§ DATASET EXCERPTS
◆ ◆ ◆

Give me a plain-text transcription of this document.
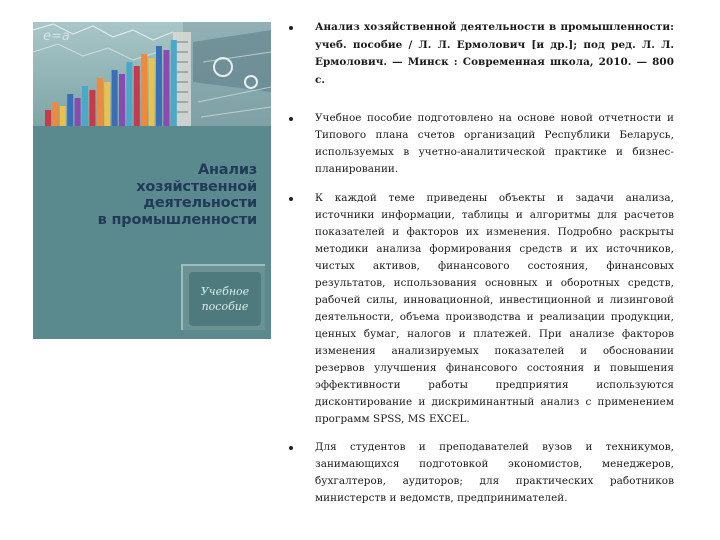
e=a
Анализ
хозяйственной
деятельности
в промышленности
Учебное
пособие

Анализ хозяйственной деятельности в промышленности: учеб. пособие / Л. Л. Ермолович [и др.]; под ред. Л. Л. Ермолович. — Минск : Современная школа, 2010. — 800 с.

Учебное пособие подготовлено на основе новой отчетности и Типового плана счетов организаций Республики Беларусь, используемых в учетно-аналитической практике и бизнес-планировании.

К каждой теме приведены объекты и задачи анализа, источники информации, таблицы и алгоритмы для расчетов показателей и факторов их изменения. Подробно раскрыты методики анализа формирования средств и их источников, чистых активов, финансового состояния, финансовых результатов, использования основных и оборотных средств, рабочей силы, инновационной, инвестиционной и лизинговой деятельности, объема производства и реализации продукции, ценных бумаг, налогов и платежей. При анализе факторов изменения анализируемых показателей и обосновании резервов улучшения финансового состояния и повышения эффективности работы предприятия используются дисконтирование и дискриминантный анализ с применением программ SPSS, MS EXCEL.

Для студентов и преподавателей вузов и техникумов, занимающихся подготовкой экономистов, менеджеров, бухгалтеров, аудиторов; для практических работников министерств и ведомств, предпринимателей.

◆ ◆ ◆

Report the number of lines above containing the word "Учебное", with no other text.

§ SOLUTION FOR THIS PROBLEM
2